Instructions for the task | Retype the data below without altering anything.

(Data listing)
**********

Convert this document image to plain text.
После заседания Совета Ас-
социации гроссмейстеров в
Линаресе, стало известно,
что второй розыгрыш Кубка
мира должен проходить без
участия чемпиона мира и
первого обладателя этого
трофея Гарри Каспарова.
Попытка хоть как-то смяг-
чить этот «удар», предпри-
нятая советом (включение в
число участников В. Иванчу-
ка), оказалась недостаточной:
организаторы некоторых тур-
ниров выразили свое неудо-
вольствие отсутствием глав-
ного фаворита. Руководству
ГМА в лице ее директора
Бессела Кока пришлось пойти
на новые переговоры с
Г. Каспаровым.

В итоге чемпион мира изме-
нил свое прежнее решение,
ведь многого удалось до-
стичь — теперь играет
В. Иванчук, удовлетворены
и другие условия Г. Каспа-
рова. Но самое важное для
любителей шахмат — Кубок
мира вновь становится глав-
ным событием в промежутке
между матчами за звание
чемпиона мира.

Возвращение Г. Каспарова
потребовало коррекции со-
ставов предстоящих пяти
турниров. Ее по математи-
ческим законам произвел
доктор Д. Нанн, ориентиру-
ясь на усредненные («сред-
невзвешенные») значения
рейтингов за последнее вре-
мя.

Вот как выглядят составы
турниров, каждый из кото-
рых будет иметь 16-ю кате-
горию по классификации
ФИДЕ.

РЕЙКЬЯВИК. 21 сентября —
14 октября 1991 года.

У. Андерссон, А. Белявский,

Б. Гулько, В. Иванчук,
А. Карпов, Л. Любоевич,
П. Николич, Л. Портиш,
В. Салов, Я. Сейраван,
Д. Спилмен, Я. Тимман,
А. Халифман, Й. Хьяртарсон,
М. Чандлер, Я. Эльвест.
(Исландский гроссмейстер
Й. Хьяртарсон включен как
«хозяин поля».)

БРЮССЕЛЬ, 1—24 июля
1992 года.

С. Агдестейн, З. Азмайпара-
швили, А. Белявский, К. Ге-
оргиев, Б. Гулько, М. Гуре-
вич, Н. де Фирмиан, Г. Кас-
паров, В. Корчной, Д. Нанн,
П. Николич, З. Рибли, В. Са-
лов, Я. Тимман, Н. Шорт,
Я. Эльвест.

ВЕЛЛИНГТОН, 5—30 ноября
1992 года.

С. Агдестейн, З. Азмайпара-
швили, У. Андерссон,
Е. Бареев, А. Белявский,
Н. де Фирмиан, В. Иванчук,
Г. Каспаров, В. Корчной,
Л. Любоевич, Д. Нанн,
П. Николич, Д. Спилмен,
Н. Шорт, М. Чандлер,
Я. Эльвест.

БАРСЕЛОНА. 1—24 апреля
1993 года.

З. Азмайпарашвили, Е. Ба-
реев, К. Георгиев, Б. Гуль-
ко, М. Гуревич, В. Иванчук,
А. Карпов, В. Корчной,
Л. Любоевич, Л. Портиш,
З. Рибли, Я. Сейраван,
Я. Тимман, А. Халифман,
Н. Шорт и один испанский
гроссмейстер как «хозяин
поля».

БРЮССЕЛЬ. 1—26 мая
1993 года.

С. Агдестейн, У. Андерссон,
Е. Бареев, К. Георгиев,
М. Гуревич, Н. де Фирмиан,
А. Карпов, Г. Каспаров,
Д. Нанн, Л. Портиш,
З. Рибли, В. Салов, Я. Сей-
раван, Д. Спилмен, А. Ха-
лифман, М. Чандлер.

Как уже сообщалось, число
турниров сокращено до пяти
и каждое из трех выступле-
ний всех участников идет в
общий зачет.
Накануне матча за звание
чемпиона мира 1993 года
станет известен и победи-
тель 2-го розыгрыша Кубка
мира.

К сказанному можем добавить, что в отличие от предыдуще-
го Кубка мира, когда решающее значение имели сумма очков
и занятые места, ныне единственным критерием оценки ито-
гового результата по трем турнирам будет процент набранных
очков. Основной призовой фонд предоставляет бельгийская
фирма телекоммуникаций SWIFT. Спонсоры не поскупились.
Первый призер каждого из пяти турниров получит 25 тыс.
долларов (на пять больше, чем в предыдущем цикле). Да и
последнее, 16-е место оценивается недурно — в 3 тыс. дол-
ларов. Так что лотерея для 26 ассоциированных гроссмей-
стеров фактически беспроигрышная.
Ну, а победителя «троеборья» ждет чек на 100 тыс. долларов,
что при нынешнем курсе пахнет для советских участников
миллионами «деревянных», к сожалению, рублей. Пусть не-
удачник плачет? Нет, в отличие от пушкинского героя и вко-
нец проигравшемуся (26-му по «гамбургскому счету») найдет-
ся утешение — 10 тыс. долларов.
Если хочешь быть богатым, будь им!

**********

Response below |
Convert this document image to plain text.
После заседания Совета Ас-
социации гроссмейстеров в
Линаресе, стало известно,
что второй розыгрыш Кубка
мира должен проходить без
участия чемпиона мира и
первого обладателя этого
трофея Гарри Каспарова.
Попытка хоть как-то смяг-
чить этот «удар», предпри-
нятая советом (включение в
число участников В. Иванчу-
ка), оказалась недостаточной:
организаторы некоторых тур-
ниров выразили свое неудо-
вольствие отсутствием глав-
ного фаворита. Руководству
ГМА в лице ее директора
Бессела Кока пришлось пойти
на новые переговоры с
Г. Каспаровым.

В итоге чемпион мира изме-
нил свое прежнее решение,
ведь многого удалось до-
стичь — теперь играет
В. Иванчук, удовлетворены
и другие условия Г. Каспа-
рова. Но самое важное для
любителей шахмат — Кубок
мира вновь становится глав-
ным событием в промежутке
между матчами за звание
чемпиона мира.

Возвращение Г. Каспарова
потребовало коррекции со-
ставов предстоящих пяти
турниров. Ее по математи-
ческим законам произвел
доктор Д. Нанн, ориентиру-
ясь на усредненные («сред-
невзвешенные») значения
рейтингов за последнее вре-
мя.

Вот как выглядят составы
турниров, каждый из кото-
рых будет иметь 16-ю кате-
горию по классификации
ФИДЕ.

РЕЙКЬЯВИК. 21 сентября —
14 октября 1991 года.

У. Андерссон, А. Белявский,

Б. Гулько, В. Иванчук,
А. Карпов, Л. Любоевич,
П. Николич, Л. Портиш,
В. Салов, Я. Сейраван,
Д. Спилмен, Я. Тимман,
А. Халифман, Й. Хьяртарсон,
М. Чандлер, Я. Эльвест.
(Исландский гроссмейстер
Й. Хьяртарсон включен как
«хозяин поля».)

БРЮССЕЛЬ, 1—24 июля
1992 года.

С. Агдестейн, З. Азмайпара-
швили, А. Белявский, К. Ге-
оргиев, Б. Гулько, М. Гуре-
вич, Н. де Фирмиан, Г. Кас-
паров, В. Корчной, Д. Нанн,
П. Николич, З. Рибли, В. Са-
лов, Я. Тимман, Н. Шорт,
Я. Эльвест.

ВЕЛЛИНГТОН, 5—30 ноября
1992 года.

С. Агдестейн, З. Азмайпара-
швили, У. Андерссон,
Е. Бареев, А. Белявский,
Н. де Фирмиан, В. Иванчук,
Г. Каспаров, В. Корчной,
Л. Любоевич, Д. Нанн,
П. Николич, Д. Спилмен,
Н. Шорт, М. Чандлер,
Я. Эльвест.

БАРСЕЛОНА. 1—24 апреля
1993 года.

З. Азмайпарашвили, Е. Ба-
реев, К. Георгиев, Б. Гуль-
ко, М. Гуревич, В. Иванчук,
А. Карпов, В. Корчной,
Л. Любоевич, Л. Портиш,
З. Рибли, Я. Сейраван,
Я. Тимман, А. Халифман,
Н. Шорт и один испанский
гроссмейстер как «хозяин
поля».

БРЮССЕЛЬ. 1—26 мая
1993 года.

С. Агдестейн, У. Андерссон,
Е. Бареев, К. Георгиев,
М. Гуревич, Н. де Фирмиан,
А. Карпов, Г. Каспаров,
Д. Нанн, Л. Портиш,
З. Рибли, В. Салов, Я. Сей-
раван, Д. Спилмен, А. Ха-
лифман, М. Чандлер.

Как уже сообщалось, число
турниров сокращено до пяти
и каждое из трех выступле-
ний всех участников идет в
общий зачет.
Накануне матча за звание
чемпиона мира 1993 года
станет известен и победи-
тель 2-го розыгрыша Кубка
мира.

К сказанному можем добавить, что в отличие от предыдуще-
го Кубка мира, когда решающее значение имели сумма очков
и занятые места, ныне единственным критерием оценки ито-
гового результата по трем турнирам будет процент набранных
очков. Основной призовой фонд предоставляет бельгийская
фирма телекоммуникаций SWIFT. Спонсоры не поскупились.
Первый призер каждого из пяти турниров получит 25 тыс.
долларов (на пять больше, чем в предыдущем цикле). Да и
последнее, 16-е место оценивается недурно — в 3 тыс. дол-
ларов. Так что лотерея для 26 ассоциированных гроссмей-
стеров фактически беспроигрышная.
Ну, а победителя «троеборья» ждет чек на 100 тыс. долларов,
что при нынешнем курсе пахнет для советских участников
миллионами «деревянных», к сожалению, рублей. Пусть не-
удачник плачет? Нет, в отличие от пушкинского героя и вко-
нец проигравшемуся (26-му по «гамбургскому счету») найдет-
ся утешение — 10 тыс. долларов.
Если хочешь быть богатым, будь им!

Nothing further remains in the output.